[Entries from a dataset]
(begin)

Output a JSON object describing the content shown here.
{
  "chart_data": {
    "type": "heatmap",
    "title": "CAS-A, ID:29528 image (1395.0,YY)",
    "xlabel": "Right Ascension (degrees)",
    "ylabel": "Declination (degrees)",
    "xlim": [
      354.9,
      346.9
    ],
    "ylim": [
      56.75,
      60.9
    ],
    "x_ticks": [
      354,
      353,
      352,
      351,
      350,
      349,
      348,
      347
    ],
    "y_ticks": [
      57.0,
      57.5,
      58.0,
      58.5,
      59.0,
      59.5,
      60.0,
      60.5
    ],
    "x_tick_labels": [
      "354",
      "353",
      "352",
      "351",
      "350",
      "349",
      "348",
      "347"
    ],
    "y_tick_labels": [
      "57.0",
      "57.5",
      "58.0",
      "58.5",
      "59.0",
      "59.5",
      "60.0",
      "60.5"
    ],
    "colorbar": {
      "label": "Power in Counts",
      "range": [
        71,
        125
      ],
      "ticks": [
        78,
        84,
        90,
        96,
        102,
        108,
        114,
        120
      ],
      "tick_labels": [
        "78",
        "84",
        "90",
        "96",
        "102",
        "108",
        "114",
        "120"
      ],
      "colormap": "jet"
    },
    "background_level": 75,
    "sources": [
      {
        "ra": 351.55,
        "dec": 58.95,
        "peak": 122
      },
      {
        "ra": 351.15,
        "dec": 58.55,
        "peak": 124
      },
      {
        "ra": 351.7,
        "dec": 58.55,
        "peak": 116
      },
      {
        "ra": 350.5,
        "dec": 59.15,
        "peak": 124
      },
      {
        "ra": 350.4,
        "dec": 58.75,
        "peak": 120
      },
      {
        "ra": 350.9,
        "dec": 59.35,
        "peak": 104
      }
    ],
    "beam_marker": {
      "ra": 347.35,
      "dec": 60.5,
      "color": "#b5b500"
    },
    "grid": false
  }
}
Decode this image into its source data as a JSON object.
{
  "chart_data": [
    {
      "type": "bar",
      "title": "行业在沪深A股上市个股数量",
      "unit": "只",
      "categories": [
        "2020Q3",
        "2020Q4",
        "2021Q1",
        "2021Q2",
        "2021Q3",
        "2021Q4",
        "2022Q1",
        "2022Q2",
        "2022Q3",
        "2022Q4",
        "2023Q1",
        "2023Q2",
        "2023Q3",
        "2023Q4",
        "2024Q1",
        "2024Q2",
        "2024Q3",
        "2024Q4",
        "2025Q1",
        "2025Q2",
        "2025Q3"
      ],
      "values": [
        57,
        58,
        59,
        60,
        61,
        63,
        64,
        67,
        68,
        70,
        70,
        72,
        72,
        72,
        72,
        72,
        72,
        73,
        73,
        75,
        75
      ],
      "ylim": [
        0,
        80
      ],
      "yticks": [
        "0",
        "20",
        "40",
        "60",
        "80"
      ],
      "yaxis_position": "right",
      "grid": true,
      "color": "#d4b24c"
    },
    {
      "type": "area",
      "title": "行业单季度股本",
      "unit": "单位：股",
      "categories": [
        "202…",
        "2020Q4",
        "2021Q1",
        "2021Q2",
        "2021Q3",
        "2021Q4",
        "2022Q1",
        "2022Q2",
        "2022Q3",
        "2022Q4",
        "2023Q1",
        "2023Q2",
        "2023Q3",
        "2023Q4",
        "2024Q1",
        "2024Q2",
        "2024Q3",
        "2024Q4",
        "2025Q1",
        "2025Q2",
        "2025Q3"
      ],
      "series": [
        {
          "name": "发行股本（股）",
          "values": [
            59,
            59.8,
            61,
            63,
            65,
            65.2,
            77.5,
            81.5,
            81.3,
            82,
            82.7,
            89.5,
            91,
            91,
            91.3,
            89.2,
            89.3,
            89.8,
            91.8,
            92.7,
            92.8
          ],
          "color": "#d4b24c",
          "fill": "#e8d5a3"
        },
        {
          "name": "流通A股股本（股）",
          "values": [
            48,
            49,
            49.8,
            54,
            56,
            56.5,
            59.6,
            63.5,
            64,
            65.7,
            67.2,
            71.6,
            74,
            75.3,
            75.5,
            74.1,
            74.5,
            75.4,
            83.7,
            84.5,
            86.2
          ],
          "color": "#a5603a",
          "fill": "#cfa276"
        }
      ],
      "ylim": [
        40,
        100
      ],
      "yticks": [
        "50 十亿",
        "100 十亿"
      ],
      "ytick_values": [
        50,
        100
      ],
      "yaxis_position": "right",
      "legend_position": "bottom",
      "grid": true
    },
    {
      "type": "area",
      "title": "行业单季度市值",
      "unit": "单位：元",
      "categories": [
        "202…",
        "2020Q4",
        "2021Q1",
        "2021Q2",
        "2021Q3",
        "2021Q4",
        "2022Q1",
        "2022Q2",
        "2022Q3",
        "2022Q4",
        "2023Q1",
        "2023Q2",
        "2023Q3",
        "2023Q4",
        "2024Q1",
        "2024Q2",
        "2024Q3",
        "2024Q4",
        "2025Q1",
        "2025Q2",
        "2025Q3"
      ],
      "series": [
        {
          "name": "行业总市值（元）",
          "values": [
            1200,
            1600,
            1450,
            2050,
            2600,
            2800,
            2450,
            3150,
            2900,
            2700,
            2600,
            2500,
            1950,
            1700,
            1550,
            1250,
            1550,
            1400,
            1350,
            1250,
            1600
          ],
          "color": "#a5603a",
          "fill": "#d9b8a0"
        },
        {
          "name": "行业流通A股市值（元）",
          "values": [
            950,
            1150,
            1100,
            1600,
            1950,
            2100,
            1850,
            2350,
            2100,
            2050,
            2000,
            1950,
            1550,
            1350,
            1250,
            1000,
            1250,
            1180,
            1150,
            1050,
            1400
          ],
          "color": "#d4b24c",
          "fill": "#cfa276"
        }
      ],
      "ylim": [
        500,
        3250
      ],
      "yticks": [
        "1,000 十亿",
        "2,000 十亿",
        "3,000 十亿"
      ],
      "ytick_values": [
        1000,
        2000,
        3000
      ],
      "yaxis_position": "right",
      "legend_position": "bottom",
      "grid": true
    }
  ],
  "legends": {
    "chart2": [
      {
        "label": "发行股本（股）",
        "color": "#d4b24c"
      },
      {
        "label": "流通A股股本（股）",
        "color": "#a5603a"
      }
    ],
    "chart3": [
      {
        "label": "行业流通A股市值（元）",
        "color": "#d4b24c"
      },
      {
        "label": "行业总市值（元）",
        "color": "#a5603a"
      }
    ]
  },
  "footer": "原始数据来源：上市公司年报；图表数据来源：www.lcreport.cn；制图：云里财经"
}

(end)

Prompt
Go through the records above and retype each one exactly.

Expected output
Output a JSON object describing the content shown here.
{
  "chart_data": {
    "type": "heatmap",
    "title": "CAS-A, ID:29528 image (1395.0,YY)",
    "xlabel": "Right Ascension (degrees)",
    "ylabel": "Declination (degrees)",
    "xlim": [
      354.9,
      346.9
    ],
    "ylim": [
      56.75,
      60.9
    ],
    "x_ticks": [
      354,
      353,
      352,
      351,
      350,
      349,
      348,
      347
    ],
    "y_ticks": [
      57.0,
      57.5,
      58.0,
      58.5,
      59.0,
      59.5,
      60.0,
      60.5
    ],
    "x_tick_labels": [
      "354",
      "353",
      "352",
      "351",
      "350",
      "349",
      "348",
      "347"
    ],
    "y_tick_labels": [
      "57.0",
      "57.5",
      "58.0",
      "58.5",
      "59.0",
      "59.5",
      "60.0",
      "60.5"
    ],
    "colorbar": {
      "label": "Power in Counts",
      "range": [
        71,
        125
      ],
      "ticks": [
        78,
        84,
        90,
        96,
        102,
        108,
        114,
        120
      ],
      "tick_labels": [
        "78",
        "84",
        "90",
        "96",
        "102",
        "108",
        "114",
        "120"
      ],
      "colormap": "jet"
    },
    "background_level": 75,
    "sources": [
      {
        "ra": 351.55,
        "dec": 58.95,
        "peak": 122
      },
      {
        "ra": 351.15,
        "dec": 58.55,
        "peak": 124
      },
      {
        "ra": 351.7,
        "dec": 58.55,
        "peak": 116
      },
      {
        "ra": 350.5,
        "dec": 59.15,
        "peak": 124
      },
      {
        "ra": 350.4,
        "dec": 58.75,
        "peak": 120
      },
      {
        "ra": 350.9,
        "dec": 59.35,
        "peak": 104
      }
    ],
    "beam_marker": {
      "ra": 347.35,
      "dec": 60.5,
      "color": "#b5b500"
    },
    "grid": false
  }
}
Decode this image into its source data as a JSON object.
{
  "chart_data": [
    {
      "type": "bar",
      "title": "行业在沪深A股上市个股数量",
      "unit": "只",
      "categories": [
        "2020Q3",
        "2020Q4",
        "2021Q1",
        "2021Q2",
        "2021Q3",
        "2021Q4",
        "2022Q1",
        "2022Q2",
        "2022Q3",
        "2022Q4",
        "2023Q1",
        "2023Q2",
        "2023Q3",
        "2023Q4",
        "2024Q1",
        "2024Q2",
        "2024Q3",
        "2024Q4",
        "2025Q1",
        "2025Q2",
        "2025Q3"
      ],
      "values": [
        57,
        58,
        59,
        60,
        61,
        63,
        64,
        67,
        68,
        70,
        70,
        72,
        72,
        72,
        72,
        72,
        72,
        73,
        73,
        75,
        75
      ],
      "ylim": [
        0,
        80
      ],
      "yticks": [
        "0",
        "20",
        "40",
        "60",
        "80"
      ],
      "yaxis_position": "right",
      "grid": true,
      "color": "#d4b24c"
    },
    {
      "type": "area",
      "title": "行业单季度股本",
      "unit": "单位：股",
      "categories": [
        "202…",
        "2020Q4",
        "2021Q1",
        "2021Q2",
        "2021Q3",
        "2021Q4",
        "2022Q1",
        "2022Q2",
        "2022Q3",
        "2022Q4",
        "2023Q1",
        "2023Q2",
        "2023Q3",
        "2023Q4",
        "2024Q1",
        "2024Q2",
        "2024Q3",
        "2024Q4",
        "2025Q1",
        "2025Q2",
        "2025Q3"
      ],
      "series": [
        {
          "name": "发行股本（股）",
          "values": [
            59,
            59.8,
            61,
            63,
            65,
            65.2,
            77.5,
            81.5,
            81.3,
            82,
            82.7,
            89.5,
            91,
            91,
            91.3,
            89.2,
            89.3,
            89.8,
            91.8,
            92.7,
            92.8
          ],
          "color": "#d4b24c",
          "fill": "#e8d5a3"
        },
        {
          "name": "流通A股股本（股）",
          "values": [
            48,
            49,
            49.8,
            54,
            56,
            56.5,
            59.6,
            63.5,
            64,
            65.7,
            67.2,
            71.6,
            74,
            75.3,
            75.5,
            74.1,
            74.5,
            75.4,
            83.7,
            84.5,
            86.2
          ],
          "color": "#a5603a",
          "fill": "#cfa276"
        }
      ],
      "ylim": [
        40,
        100
      ],
      "yticks": [
        "50 十亿",
        "100 十亿"
      ],
      "ytick_values": [
        50,
        100
      ],
      "yaxis_position": "right",
      "legend_position": "bottom",
      "grid": true
    },
    {
      "type": "area",
      "title": "行业单季度市值",
      "unit": "单位：元",
      "categories": [
        "202…",
        "2020Q4",
        "2021Q1",
        "2021Q2",
        "2021Q3",
        "2021Q4",
        "2022Q1",
        "2022Q2",
        "2022Q3",
        "2022Q4",
        "2023Q1",
        "2023Q2",
        "2023Q3",
        "2023Q4",
        "2024Q1",
        "2024Q2",
        "2024Q3",
        "2024Q4",
        "2025Q1",
        "2025Q2",
        "2025Q3"
      ],
      "series": [
        {
          "name": "行业总市值（元）",
          "values": [
            1200,
            1600,
            1450,
            2050,
            2600,
            2800,
            2450,
            3150,
            2900,
            2700,
            2600,
            2500,
            1950,
            1700,
            1550,
            1250,
            1550,
            1400,
            1350,
            1250,
            1600
          ],
          "color": "#a5603a",
          "fill": "#d9b8a0"
        },
        {
          "name": "行业流通A股市值（元）",
          "values": [
            950,
            1150,
            1100,
            1600,
            1950,
            2100,
            1850,
            2350,
            2100,
            2050,
            2000,
            1950,
            1550,
            1350,
            1250,
            1000,
            1250,
            1180,
            1150,
            1050,
            1400
          ],
          "color": "#d4b24c",
          "fill": "#cfa276"
        }
      ],
      "ylim": [
        500,
        3250
      ],
      "yticks": [
        "1,000 十亿",
        "2,000 十亿",
        "3,000 十亿"
      ],
      "ytick_values": [
        1000,
        2000,
        3000
      ],
      "yaxis_position": "right",
      "legend_position": "bottom",
      "grid": true
    }
  ],
  "legends": {
    "chart2": [
      {
        "label": "发行股本（股）",
        "color": "#d4b24c"
      },
      {
        "label": "流通A股股本（股）",
        "color": "#a5603a"
      }
    ],
    "chart3": [
      {
        "label": "行业流通A股市值（元）",
        "color": "#d4b24c"
      },
      {
        "label": "行业总市值（元）",
        "color": "#a5603a"
      }
    ]
  },
  "footer": "原始数据来源：上市公司年报；图表数据来源：www.lcreport.cn；制图：云里财经"
}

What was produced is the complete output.